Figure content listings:
§ §

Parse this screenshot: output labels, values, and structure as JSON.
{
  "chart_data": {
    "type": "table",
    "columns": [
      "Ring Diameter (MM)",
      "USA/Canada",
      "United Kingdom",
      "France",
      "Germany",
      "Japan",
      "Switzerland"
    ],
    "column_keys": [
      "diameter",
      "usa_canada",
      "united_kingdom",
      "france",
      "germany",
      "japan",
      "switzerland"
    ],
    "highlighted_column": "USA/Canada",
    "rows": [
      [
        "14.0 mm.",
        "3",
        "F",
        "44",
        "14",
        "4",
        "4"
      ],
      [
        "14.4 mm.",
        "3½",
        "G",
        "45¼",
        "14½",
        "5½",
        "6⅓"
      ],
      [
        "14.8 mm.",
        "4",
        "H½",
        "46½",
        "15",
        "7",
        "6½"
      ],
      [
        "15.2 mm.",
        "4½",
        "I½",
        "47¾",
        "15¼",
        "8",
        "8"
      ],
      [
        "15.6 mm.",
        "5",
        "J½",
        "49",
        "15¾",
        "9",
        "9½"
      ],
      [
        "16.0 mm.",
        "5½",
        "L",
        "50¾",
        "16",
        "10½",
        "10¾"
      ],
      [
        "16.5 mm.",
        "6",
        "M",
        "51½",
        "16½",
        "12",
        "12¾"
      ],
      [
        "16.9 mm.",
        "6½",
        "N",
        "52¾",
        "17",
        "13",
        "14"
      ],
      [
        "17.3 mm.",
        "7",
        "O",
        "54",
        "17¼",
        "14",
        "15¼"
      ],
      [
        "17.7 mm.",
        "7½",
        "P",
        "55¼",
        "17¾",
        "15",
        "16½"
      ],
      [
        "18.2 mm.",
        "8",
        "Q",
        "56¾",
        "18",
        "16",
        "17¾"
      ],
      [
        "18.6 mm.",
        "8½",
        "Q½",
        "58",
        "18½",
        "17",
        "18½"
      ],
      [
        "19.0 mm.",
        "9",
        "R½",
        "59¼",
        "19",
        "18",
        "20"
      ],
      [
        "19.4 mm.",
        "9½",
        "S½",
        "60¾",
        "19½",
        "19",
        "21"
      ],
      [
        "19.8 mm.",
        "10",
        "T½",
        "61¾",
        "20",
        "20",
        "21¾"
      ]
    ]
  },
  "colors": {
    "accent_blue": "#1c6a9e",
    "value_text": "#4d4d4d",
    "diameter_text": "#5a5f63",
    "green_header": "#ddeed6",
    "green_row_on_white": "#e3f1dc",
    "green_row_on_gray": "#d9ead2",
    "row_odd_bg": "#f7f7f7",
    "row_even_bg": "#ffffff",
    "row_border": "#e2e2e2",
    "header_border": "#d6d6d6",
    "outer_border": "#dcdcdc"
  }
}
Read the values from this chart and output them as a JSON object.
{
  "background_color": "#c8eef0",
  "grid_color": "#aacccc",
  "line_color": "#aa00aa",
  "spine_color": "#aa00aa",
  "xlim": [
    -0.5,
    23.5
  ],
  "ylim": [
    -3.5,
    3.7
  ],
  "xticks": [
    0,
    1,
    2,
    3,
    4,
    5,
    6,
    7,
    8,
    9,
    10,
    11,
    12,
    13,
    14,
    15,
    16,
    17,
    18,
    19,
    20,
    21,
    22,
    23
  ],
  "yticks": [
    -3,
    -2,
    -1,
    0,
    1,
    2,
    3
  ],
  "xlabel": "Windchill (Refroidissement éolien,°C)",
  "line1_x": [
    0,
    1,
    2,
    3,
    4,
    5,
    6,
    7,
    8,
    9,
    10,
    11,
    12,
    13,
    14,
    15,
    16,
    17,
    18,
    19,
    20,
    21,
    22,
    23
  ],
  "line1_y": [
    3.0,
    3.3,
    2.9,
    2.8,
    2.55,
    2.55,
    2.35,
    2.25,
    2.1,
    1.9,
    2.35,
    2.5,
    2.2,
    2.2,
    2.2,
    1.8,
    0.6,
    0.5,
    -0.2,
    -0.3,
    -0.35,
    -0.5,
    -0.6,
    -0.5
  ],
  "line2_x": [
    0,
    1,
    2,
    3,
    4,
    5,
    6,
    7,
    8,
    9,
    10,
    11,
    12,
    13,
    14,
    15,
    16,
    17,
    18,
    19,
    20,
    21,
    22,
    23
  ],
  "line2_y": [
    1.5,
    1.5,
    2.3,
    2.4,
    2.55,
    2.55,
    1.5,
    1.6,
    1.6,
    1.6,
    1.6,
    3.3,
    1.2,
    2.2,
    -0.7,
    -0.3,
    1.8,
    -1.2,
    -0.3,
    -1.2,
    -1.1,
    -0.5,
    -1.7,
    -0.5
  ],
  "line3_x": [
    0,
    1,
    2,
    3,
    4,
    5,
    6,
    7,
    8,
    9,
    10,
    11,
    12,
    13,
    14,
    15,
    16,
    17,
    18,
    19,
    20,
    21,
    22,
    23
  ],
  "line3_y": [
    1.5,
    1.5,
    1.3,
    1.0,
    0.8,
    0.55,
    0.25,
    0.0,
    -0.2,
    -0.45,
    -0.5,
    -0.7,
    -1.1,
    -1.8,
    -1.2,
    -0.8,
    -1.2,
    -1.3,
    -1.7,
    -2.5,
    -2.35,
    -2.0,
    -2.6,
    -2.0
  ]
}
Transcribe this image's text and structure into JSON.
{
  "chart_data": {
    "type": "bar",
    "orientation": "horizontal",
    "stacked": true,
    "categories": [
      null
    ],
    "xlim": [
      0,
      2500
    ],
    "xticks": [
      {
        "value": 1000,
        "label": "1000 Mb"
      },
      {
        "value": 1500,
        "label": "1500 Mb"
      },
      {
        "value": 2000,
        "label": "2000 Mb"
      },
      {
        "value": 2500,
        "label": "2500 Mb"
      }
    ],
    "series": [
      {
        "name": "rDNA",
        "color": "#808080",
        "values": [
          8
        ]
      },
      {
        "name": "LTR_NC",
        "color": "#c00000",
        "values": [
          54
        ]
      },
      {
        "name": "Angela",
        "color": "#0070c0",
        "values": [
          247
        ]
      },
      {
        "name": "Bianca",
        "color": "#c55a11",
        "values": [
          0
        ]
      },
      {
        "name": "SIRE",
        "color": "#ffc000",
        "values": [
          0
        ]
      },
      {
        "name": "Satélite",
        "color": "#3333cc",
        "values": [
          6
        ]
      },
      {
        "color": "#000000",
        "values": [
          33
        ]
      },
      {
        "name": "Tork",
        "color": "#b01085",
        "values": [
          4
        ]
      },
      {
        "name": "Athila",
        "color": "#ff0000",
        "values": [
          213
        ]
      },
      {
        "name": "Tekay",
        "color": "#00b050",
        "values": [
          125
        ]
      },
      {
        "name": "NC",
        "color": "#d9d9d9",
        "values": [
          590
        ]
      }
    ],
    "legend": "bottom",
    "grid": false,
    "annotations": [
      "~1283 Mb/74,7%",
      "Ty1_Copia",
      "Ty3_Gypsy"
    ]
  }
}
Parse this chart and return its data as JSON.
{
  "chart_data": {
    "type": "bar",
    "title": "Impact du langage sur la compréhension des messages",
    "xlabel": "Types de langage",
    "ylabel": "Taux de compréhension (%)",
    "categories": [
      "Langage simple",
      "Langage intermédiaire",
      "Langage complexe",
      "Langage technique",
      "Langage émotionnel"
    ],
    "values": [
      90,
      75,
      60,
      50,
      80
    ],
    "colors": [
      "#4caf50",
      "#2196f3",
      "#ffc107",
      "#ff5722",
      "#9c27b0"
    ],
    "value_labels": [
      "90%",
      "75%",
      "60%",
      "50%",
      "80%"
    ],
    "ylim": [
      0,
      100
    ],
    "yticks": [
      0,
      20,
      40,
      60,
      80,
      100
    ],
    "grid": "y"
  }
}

§ §

* _Do this_: Return every line from the records above that holds the word "compréhension".

* _Exercise response_:
    "title": "Impact du langage sur la compréhension des messages",
    "ylabel": "Taux de compréhension (%)",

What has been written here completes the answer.